| Stated task 1 |
According to the lemma excerpt, what property do the modules in the category $\mathcal{M}_\mathcal{X}$ have besides being locally quasi-coherent?

| Source excerpt |
Lemma 95.12.3. Let $\mathcal{X}$ be an algebraic stack. Let $\mathcal{M}_\mathcal {X}$ be the category of locally quasi-coherent $\mathcal{O}_\mathcal {X}$-modules with the flat base change property.

1. With $g$ as in Lemma 95.11.2 for the lisse-étale site we have

1. the functors $g^{-1}$ and $g_!$ define mutually inverse functors

$\xymatrix{ \mathit{QCoh}(\mathcal{O}_\mathcal {X}) \ar@<1ex>[r]^-{g^{-1}} & \mathit{QCoh}(\mathcal{X}_{lisse,{\acute{e}tale}}, \mathcal{O}_{\mathcal{X}_{lisse,{\acute{e}tale}}}) \ar@<1ex>[l]^-{g_!} }$
2. if $\mathcal{F}$ is in $\mathcal{M}_\mathcal {X}$ then $g^{-1}\mathcal{F}$ is in $\mathit{QCoh}(\mathcal{X}_{lisse,{\acute{e}tale}}, \mathcal{O}_{\mathcal{X}_{lisse,{\acute{e}tale}}})$ and

3. $Q(\mathcal{F}) = g_!g^{-1}\mathcal{F}$ where $Q$ is as in Lemma 95.9.1.

2. With $g$ as in Lemma 95.11.2 for the flat-fppf site we have

1. the functors $g^{-1}$ and $g_!$ define mutually inverse functors

$\xymatrix{ \mathit{QCoh}(\mathcal{O}_\mathcal {X}) \ar@<1ex>[r]^-{g^{-1}} & \mathit{QCoh}(\mathcal{X}_{flat,fppf}, \mathcal{O}_{\mathcal{X}_{flat,fppf}}) \ar@<1ex>[l]^-{g_!} }$
2. if $\mathcal{F}$ is in $\mathcal{M}_\mathcal {X}$ then $g^{-1}\mathcal{F}$ is in $\mathit{QCoh}(\mathcal{X}_{flat,fppf}, \mathcal{O}_{\mathcal{X}_{flat,fppf}})$ and

3. $Q(\mathcal{F}) = g_!g^{-1}\mathcal{F}$ where $Q$ is as in Lemma 95.9.1.

| Supplied entries |
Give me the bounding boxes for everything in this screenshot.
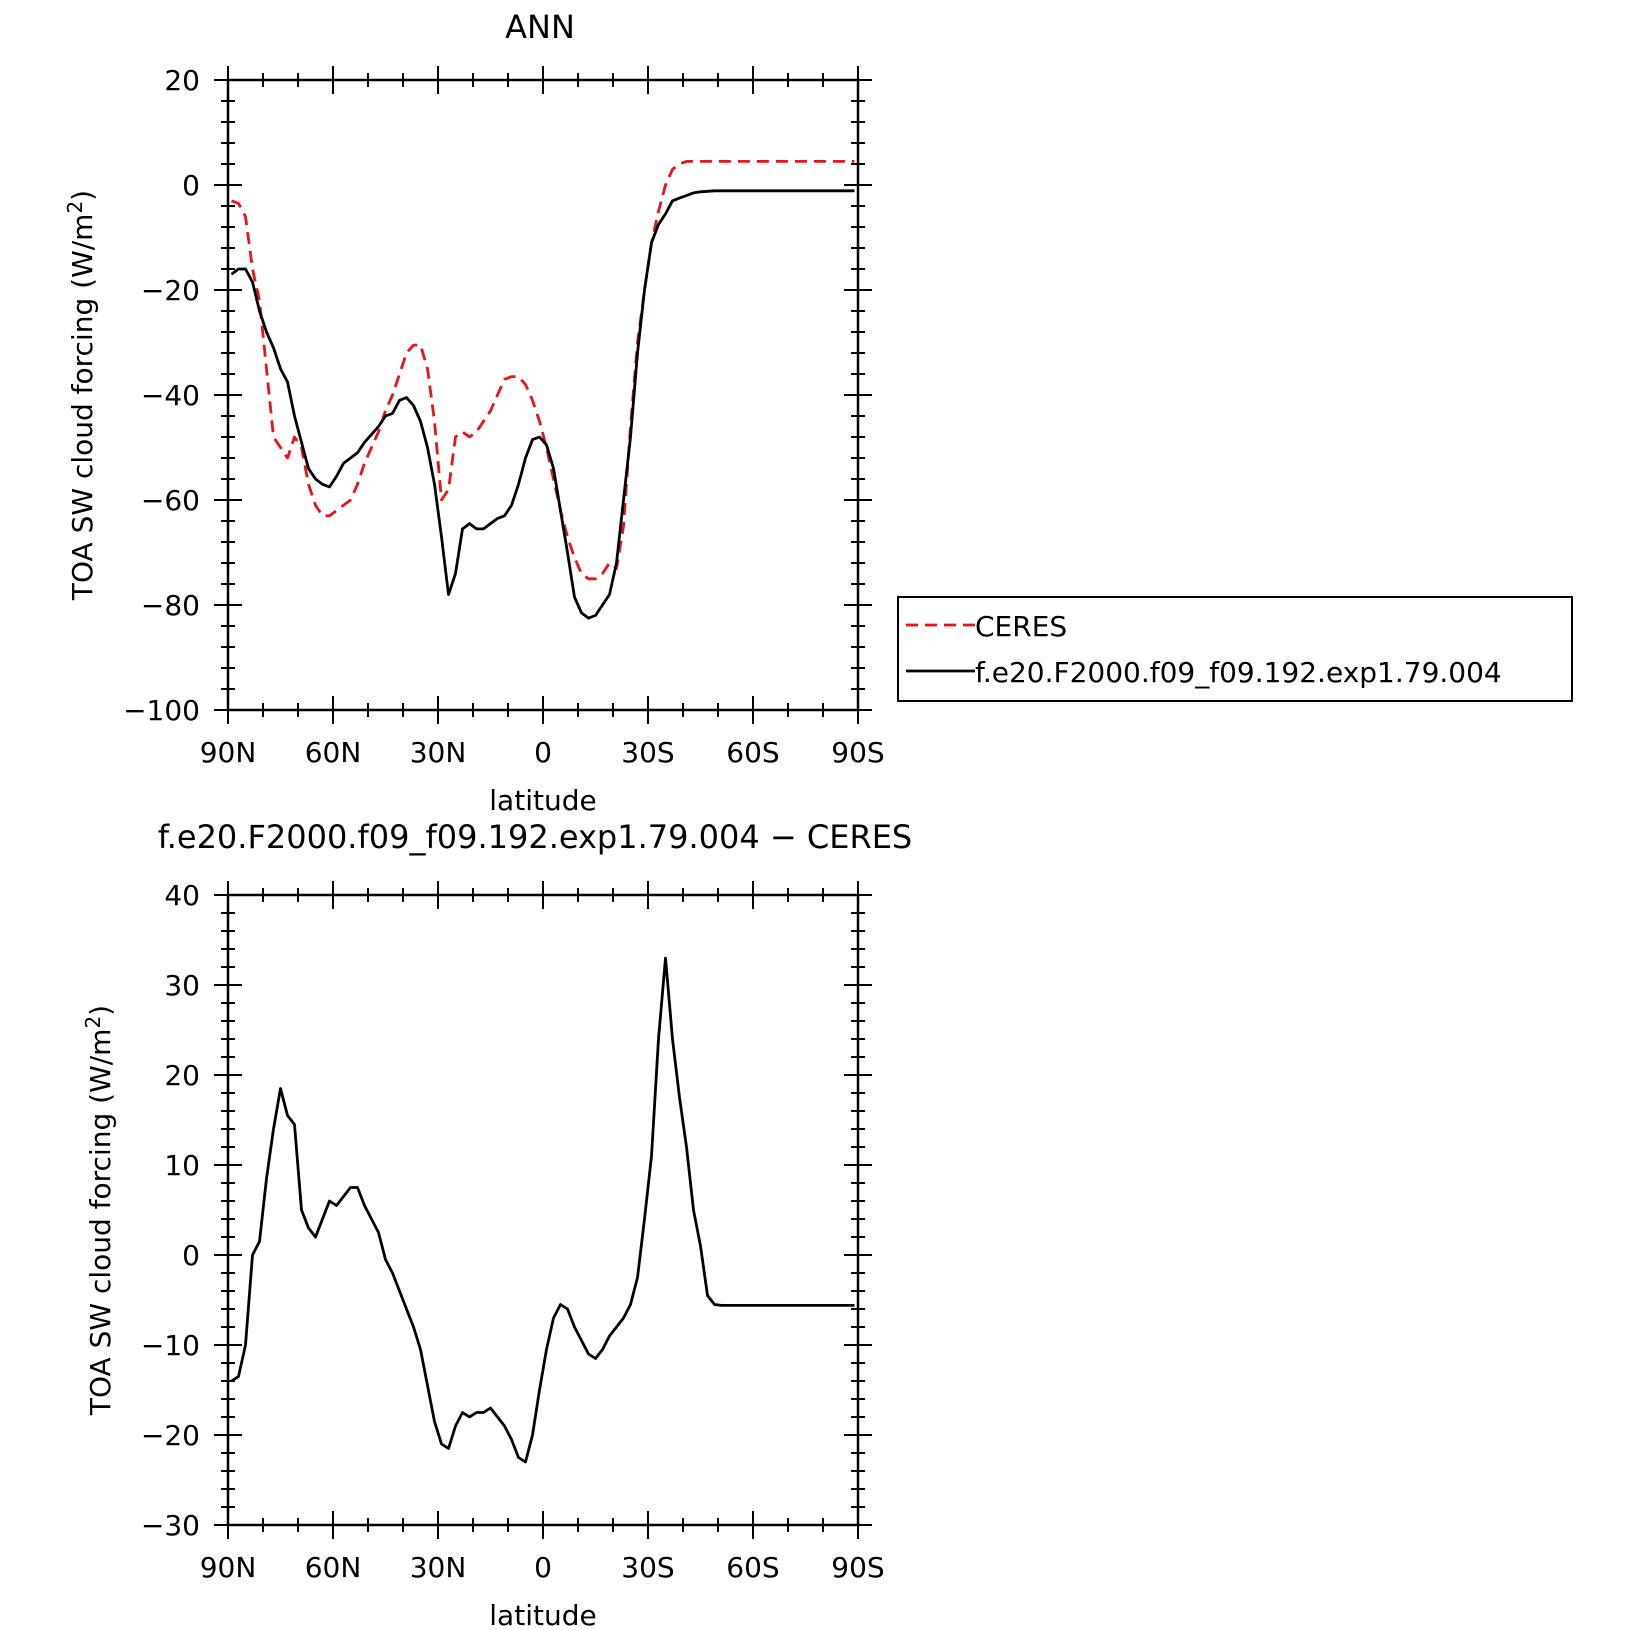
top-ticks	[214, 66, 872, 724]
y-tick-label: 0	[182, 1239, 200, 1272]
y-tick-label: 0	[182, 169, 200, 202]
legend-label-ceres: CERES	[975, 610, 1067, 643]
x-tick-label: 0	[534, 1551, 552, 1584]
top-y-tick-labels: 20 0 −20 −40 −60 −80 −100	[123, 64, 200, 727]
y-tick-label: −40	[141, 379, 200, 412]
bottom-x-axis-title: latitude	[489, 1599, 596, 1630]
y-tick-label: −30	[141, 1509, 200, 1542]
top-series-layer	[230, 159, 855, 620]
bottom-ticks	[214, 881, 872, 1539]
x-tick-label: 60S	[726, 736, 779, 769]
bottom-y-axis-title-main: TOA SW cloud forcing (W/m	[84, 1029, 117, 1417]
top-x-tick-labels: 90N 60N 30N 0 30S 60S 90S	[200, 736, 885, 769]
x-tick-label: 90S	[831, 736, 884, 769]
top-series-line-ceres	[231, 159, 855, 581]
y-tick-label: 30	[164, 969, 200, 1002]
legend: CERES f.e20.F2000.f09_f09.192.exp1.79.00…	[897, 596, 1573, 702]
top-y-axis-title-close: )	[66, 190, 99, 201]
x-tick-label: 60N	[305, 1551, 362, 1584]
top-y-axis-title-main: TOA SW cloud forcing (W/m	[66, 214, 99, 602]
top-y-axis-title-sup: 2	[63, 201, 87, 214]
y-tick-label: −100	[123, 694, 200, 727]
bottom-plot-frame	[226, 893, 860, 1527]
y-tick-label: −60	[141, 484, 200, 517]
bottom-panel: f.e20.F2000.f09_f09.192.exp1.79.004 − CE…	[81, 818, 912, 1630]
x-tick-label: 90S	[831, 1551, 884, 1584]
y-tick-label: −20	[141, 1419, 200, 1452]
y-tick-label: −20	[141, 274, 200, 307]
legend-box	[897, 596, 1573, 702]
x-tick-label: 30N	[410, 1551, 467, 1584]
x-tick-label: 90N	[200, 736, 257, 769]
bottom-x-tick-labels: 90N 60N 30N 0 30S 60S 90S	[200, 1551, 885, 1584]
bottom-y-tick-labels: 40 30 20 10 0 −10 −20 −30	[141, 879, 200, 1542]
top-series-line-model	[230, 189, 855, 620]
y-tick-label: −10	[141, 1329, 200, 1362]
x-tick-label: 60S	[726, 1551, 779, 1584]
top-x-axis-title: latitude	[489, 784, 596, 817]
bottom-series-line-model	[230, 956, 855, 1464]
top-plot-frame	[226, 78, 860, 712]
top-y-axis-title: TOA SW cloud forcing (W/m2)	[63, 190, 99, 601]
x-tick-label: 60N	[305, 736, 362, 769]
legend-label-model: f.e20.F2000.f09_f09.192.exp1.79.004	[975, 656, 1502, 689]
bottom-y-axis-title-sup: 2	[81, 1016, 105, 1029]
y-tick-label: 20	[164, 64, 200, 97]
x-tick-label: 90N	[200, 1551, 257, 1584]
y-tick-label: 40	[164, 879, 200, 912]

| Stated task 2 |
How many lines of the records contain the string "title"? Reply with the number alone.

| Correct response 1 |
They have the flat base change property.

| Correct response 2 |
8